GOAL: Exact reproduction of the data is required, with images excluded.

PROVIDED DATA:
════════════════════

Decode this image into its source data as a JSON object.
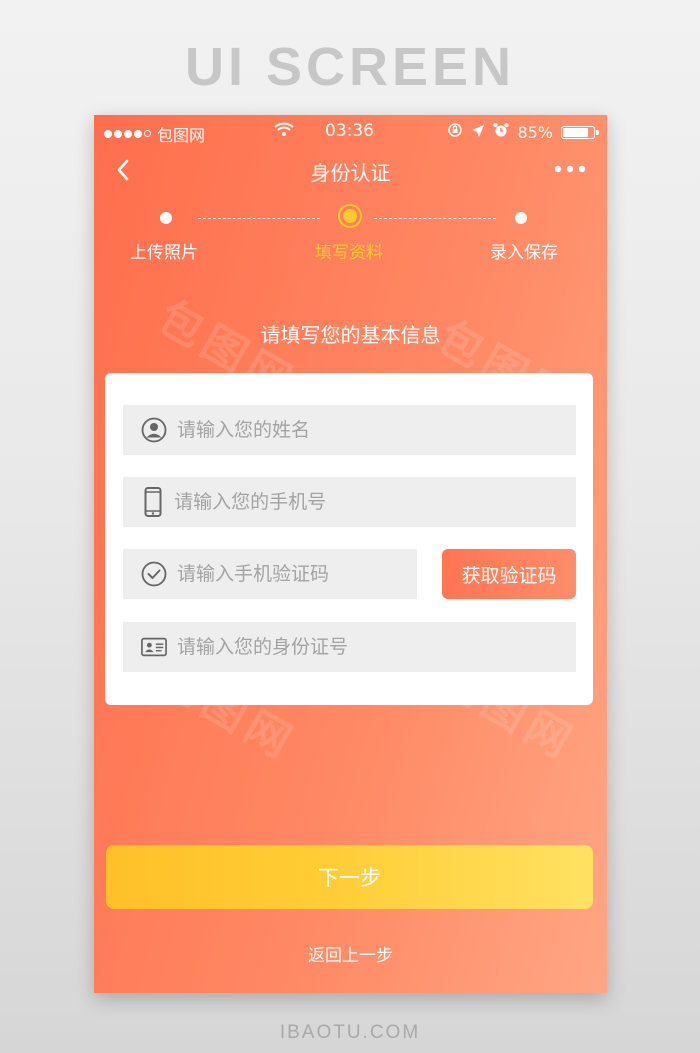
{
  "frame": {
    "title": "UI SCREEN",
    "footer": "IBAOTU.COM"
  },
  "status_bar": {
    "carrier": "包图网",
    "time": "03:36",
    "battery_text": "85%",
    "battery_level": 0.85
  },
  "header": {
    "title": "身份认证",
    "back_icon": "chevron-left-icon",
    "more_icon": "more-dots-icon"
  },
  "steps": [
    {
      "label": "上传照片",
      "active": false
    },
    {
      "label": "填写资料",
      "active": true
    },
    {
      "label": "录入保存",
      "active": false
    }
  ],
  "form": {
    "title": "请填写您的基本信息",
    "fields": [
      {
        "icon": "user-icon",
        "placeholder": "请输入您的姓名",
        "value": ""
      },
      {
        "icon": "phone-icon",
        "placeholder": "请输入您的手机号",
        "value": ""
      },
      {
        "icon": "check-circle-icon",
        "placeholder": "请输入手机验证码",
        "value": ""
      },
      {
        "icon": "id-card-icon",
        "placeholder": "请输入您的身份证号",
        "value": ""
      }
    ],
    "code_button": "获取验证码"
  },
  "actions": {
    "next": "下一步",
    "back": "返回上一步"
  },
  "colors": {
    "accent": "#ff7552",
    "active_step": "#ffcb2e",
    "primary_button": "#ffc72e"
  }
}
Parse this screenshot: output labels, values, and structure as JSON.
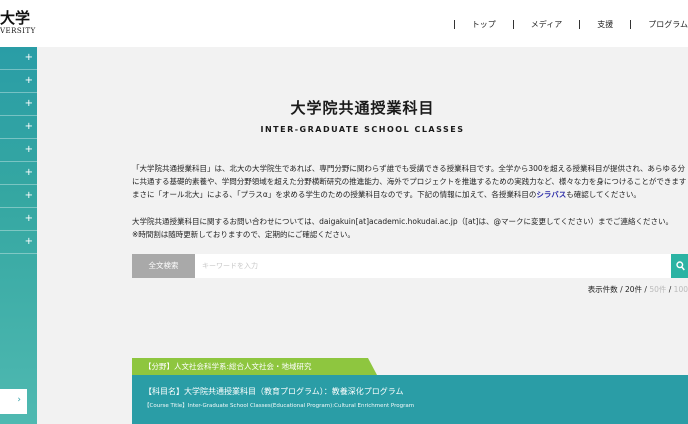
{
  "header": {
    "logo_main": "大学",
    "logo_sub": "VERSITY",
    "nav": [
      "トップ",
      "メディア",
      "支援",
      "プログラム"
    ]
  },
  "sidebar": {
    "items": [
      "+",
      "+",
      "+",
      "+",
      "+",
      "+",
      "+",
      "+",
      "+"
    ],
    "bottom_arrow": "›"
  },
  "page": {
    "title": "大学院共通授業科目",
    "subtitle": "INTER-GRADUATE SCHOOL CLASSES",
    "intro_line1": "「大学院共通授業科目」は、北大の大学院生であれば、専門分野に関わらず誰でも受講できる授業科目です。全学から300を超える授業科目が提供され、あらゆる分",
    "intro_line2": "に共通する基礎的素養や、学問分野領域を超えた分野横断研究の推進能力、海外でプロジェクトを推進するための実践力など、様々な力を身につけることができます",
    "intro_line3a": "まさに「オール北大」による、「プラスα」を求める学生のための授業科目なのです。下記の情報に加えて、各授業科目の",
    "intro_line3_link": "シラバス",
    "intro_line3b": "も確認してください。",
    "contact_line1": "大学院共通授業科目に関するお問い合わせについては、daigakuin[at]academic.hokudai.ac.jp（[at]は、@マークに変更してください）までご連絡ください。",
    "contact_line2": "※時間割は随時更新しておりますので、定期的にご確認ください。"
  },
  "search": {
    "label": "全文検索",
    "placeholder": "キーワードを入力",
    "value": ""
  },
  "results": {
    "prefix": "表示件数 / ",
    "opt1": "20件",
    "sep1": " / ",
    "opt2": "50件",
    "sep2": " / ",
    "opt3": "100"
  },
  "course": {
    "category": "【分野】人文社会科学系:総合人文社会・地域研究",
    "name": "【科目名】大学院共通授業科目（教育プログラム）：教養深化プログラム",
    "name_en": "【Course Title】Inter-Graduate School Classes(Educational Program):Cultural Enrichment Program"
  },
  "colors": {
    "teal": "#2a9da6",
    "green": "#8ec63f",
    "search_button": "#2bb3a3",
    "link": "#2a2aa6"
  }
}
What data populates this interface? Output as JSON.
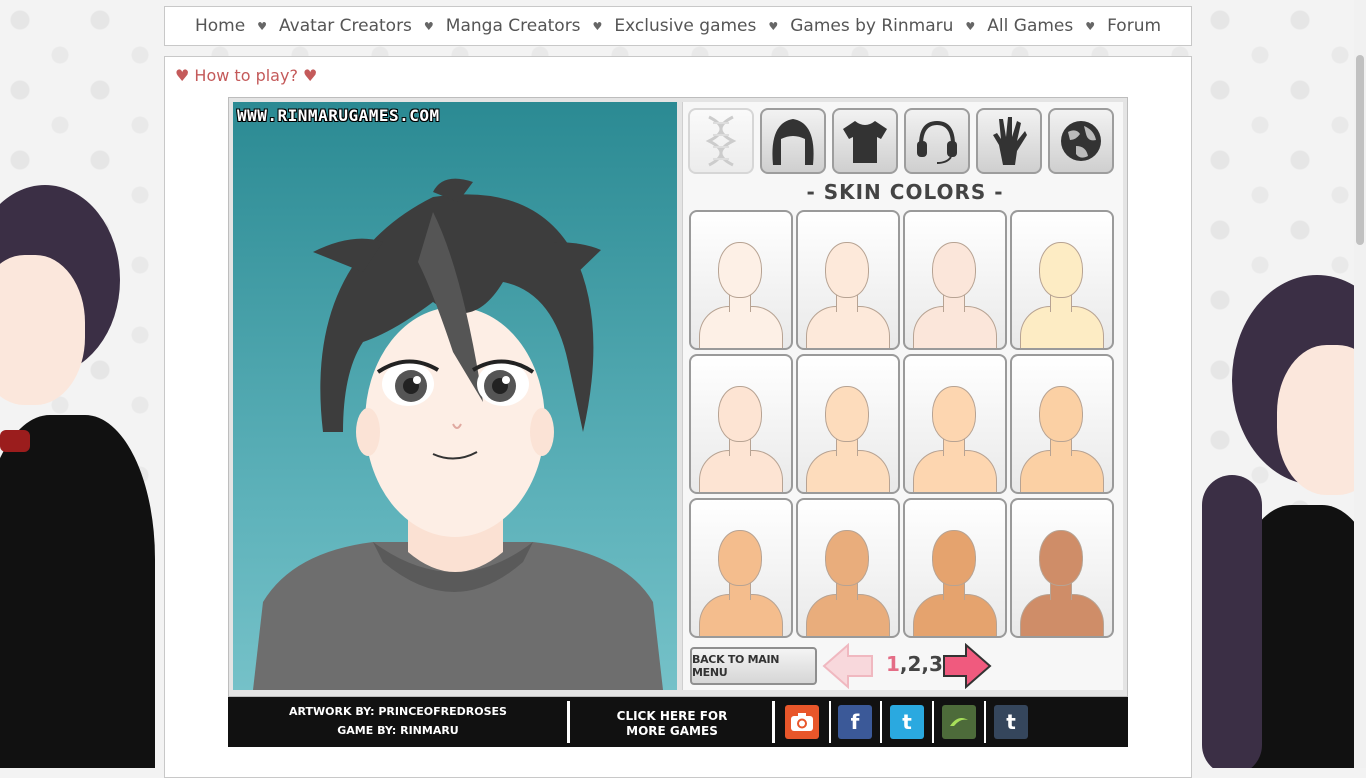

════════════════════

RESPONSE FOR THIS EXERCISE:
Decode this image into its source data as a JSON object.
{
  "frame": {
    "title": "UI SCREEN",
    "footer": "IBAOTU.COM"
  },
  "status_bar": {
    "carrier": "包图网",
    "time": "03:36",
    "battery_text": "85%",
    "battery_level": 0.85
  },
  "header": {
    "title": "身份认证",
    "back_icon": "chevron-left-icon",
    "more_icon": "more-dots-icon"
  },
  "steps": [
    {
      "label": "上传照片",
      "active": false
    },
    {
      "label": "填写资料",
      "active": true
    },
    {
      "label": "录入保存",
      "active": false
    }
  ],
  "form": {
    "title": "请填写您的基本信息",
    "fields": [
      {
        "icon": "user-icon",
        "placeholder": "请输入您的姓名",
        "value": ""
      },
      {
        "icon": "phone-icon",
        "placeholder": "请输入您的手机号",
        "value": ""
      },
      {
        "icon": "check-circle-icon",
        "placeholder": "请输入手机验证码",
        "value": ""
      },
      {
        "icon": "id-card-icon",
        "placeholder": "请输入您的身份证号",
        "value": ""
      }
    ],
    "code_button": "获取验证码"
  },
  "actions": {
    "next": "下一步",
    "back": "返回上一步"
  },
  "colors": {
    "accent": "#ff7552",
    "active_step": "#ffcb2e",
    "primary_button": "#ffc72e"
  }
}
Parse this screenshot: output labels, values, and structure as JSON.
{
  "header": {
    "logo_main": "大学",
    "logo_sub": "VERSITY",
    "nav": [
      "トップ",
      "メディア",
      "支援",
      "プログラム"
    ]
  },
  "sidebar": {
    "items": [
      "+",
      "+",
      "+",
      "+",
      "+",
      "+",
      "+",
      "+",
      "+"
    ],
    "bottom_arrow": "›"
  },
  "page": {
    "title": "大学院共通授業科目",
    "subtitle": "INTER-GRADUATE SCHOOL CLASSES",
    "intro_line1": "「大学院共通授業科目」は、北大の大学院生であれば、専門分野に関わらず誰でも受講できる授業科目です。全学から300を超える授業科目が提供され、あらゆる分",
    "intro_line2": "に共通する基礎的素養や、学問分野領域を超えた分野横断研究の推進能力、海外でプロジェクトを推進するための実践力など、様々な力を身につけることができます",
    "intro_line3a": "まさに「オール北大」による、「プラスα」を求める学生のための授業科目なのです。下記の情報に加えて、各授業科目の",
    "intro_line3_link": "シラバス",
    "intro_line3b": "も確認してください。",
    "contact_line1": "大学院共通授業科目に関するお問い合わせについては、daigakuin[at]academic.hokudai.ac.jp（[at]は、@マークに変更してください）までご連絡ください。",
    "contact_line2": "※時間割は随時更新しておりますので、定期的にご確認ください。"
  },
  "search": {
    "label": "全文検索",
    "placeholder": "キーワードを入力",
    "value": ""
  },
  "results": {
    "prefix": "表示件数 / ",
    "opt1": "20件",
    "sep1": " / ",
    "opt2": "50件",
    "sep2": " / ",
    "opt3": "100"
  },
  "course": {
    "category": "【分野】人文社会科学系:総合人文社会・地域研究",
    "name": "【科目名】大学院共通授業科目（教育プログラム）：教養深化プログラム",
    "name_en": "【Course Title】Inter-Graduate School Classes(Educational Program):Cultural Enrichment Program"
  },
  "colors": {
    "teal": "#2a9da6",
    "green": "#8ec63f",
    "search_button": "#2bb3a3",
    "link": "#2a2aa6"
  }
}
What data populates this interface? Output as JSON.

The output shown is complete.